START Dataset rows

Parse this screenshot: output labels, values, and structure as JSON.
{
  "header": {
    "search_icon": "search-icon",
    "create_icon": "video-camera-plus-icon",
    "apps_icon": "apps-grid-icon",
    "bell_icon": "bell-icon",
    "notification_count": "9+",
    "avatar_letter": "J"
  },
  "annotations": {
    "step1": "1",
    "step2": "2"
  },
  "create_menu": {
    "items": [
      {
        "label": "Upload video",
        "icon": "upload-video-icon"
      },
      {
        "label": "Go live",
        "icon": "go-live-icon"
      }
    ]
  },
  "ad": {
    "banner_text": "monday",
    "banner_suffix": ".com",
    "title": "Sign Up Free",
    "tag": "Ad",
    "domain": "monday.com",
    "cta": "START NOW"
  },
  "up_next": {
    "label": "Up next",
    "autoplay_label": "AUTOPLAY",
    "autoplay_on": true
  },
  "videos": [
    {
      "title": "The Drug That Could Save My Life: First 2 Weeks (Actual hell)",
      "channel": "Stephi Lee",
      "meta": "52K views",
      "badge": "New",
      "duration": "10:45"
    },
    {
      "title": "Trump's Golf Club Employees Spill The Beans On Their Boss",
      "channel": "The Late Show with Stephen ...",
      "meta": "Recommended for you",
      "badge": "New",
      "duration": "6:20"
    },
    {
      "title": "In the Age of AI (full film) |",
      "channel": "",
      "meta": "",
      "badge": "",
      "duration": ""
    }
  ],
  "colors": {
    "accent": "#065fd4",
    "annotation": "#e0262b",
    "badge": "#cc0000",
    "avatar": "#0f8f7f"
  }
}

END Dataset rows

*Exercise directions*: Where a line in the entries holds the word "monday", copy that line.

*Completed task*:
    "banner_text": "monday",
    "domain": "monday.com",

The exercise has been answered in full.